— Start GIVEN DATA —
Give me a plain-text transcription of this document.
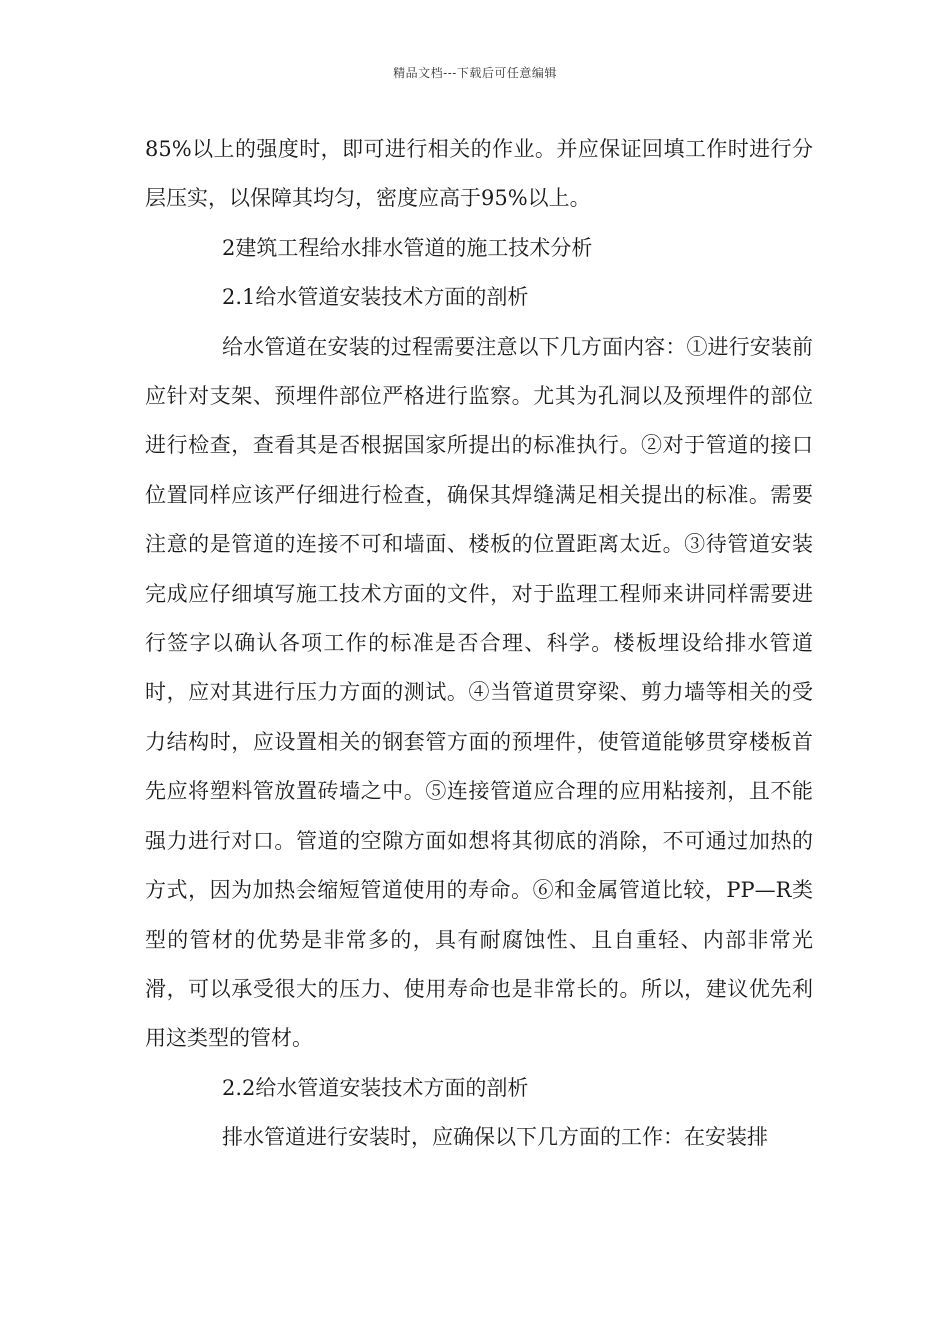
精品文档---下载后可任意编辑

85%以上的强度时，即可进行相关的作业。并应保证回填工作时进行分层压实，以保障其均匀，密度应高于95%以上。

2建筑工程给水排水管道的施工技术分析

2.1给水管道安装技术方面的剖析

给水管道在安装的过程需要注意以下几方面内容：①进行安装前应针对支架、预埋件部位严格进行监察。尤其为孔洞以及预埋件的部位进行检查，查看其是否根据国家所提出的标准执行。②对于管道的接口位置同样应该严仔细进行检查，确保其焊缝满足相关提出的标准。需要注意的是管道的连接不可和墙面、楼板的位置距离太近。③待管道安装完成应仔细填写施工技术方面的文件，对于监理工程师来讲同样需要进行签字以确认各项工作的标准是否合理、科学。楼板埋设给排水管道时，应对其进行压力方面的测试。④当管道贯穿梁、剪力墙等相关的受力结构时，应设置相关的钢套管方面的预埋件，使管道能够贯穿楼板首先应将塑料管放置砖墙之中。⑤连接管道应合理的应用粘接剂，且不能强力进行对口。管道的空隙方面如想将其彻底的消除，不可通过加热的方式，因为加热会缩短管道使用的寿命。⑥和金属管道比较，PP—R类型的管材的优势是非常多的，具有耐腐蚀性、且自重轻、内部非常光滑，可以承受很大的压力、使用寿命也是非常长的。所以，建议优先利用这类型的管材。

2.2给水管道安装技术方面的剖析

排水管道进行安装时，应确保以下几方面的工作：在安装排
— End GIVEN DATA —
The records above should be reproduced exactly, with no pictures included.

Give me a plain-text transcription of this document.
精品文档---下载后可任意编辑

85%以上的强度时，即可进行相关的作业。并应保证回填工作时进行分层压实，以保障其均匀，密度应高于95%以上。

2建筑工程给水排水管道的施工技术分析

2.1给水管道安装技术方面的剖析

给水管道在安装的过程需要注意以下几方面内容：①进行安装前应针对支架、预埋件部位严格进行监察。尤其为孔洞以及预埋件的部位进行检查，查看其是否根据国家所提出的标准执行。②对于管道的接口位置同样应该严仔细进行检查，确保其焊缝满足相关提出的标准。需要注意的是管道的连接不可和墙面、楼板的位置距离太近。③待管道安装完成应仔细填写施工技术方面的文件，对于监理工程师来讲同样需要进行签字以确认各项工作的标准是否合理、科学。楼板埋设给排水管道时，应对其进行压力方面的测试。④当管道贯穿梁、剪力墙等相关的受力结构时，应设置相关的钢套管方面的预埋件，使管道能够贯穿楼板首先应将塑料管放置砖墙之中。⑤连接管道应合理的应用粘接剂，且不能强力进行对口。管道的空隙方面如想将其彻底的消除，不可通过加热的方式，因为加热会缩短管道使用的寿命。⑥和金属管道比较，PP—R类型的管材的优势是非常多的，具有耐腐蚀性、且自重轻、内部非常光滑，可以承受很大的压力、使用寿命也是非常长的。所以，建议优先利用这类型的管材。

2.2给水管道安装技术方面的剖析

排水管道进行安装时，应确保以下几方面的工作：在安装排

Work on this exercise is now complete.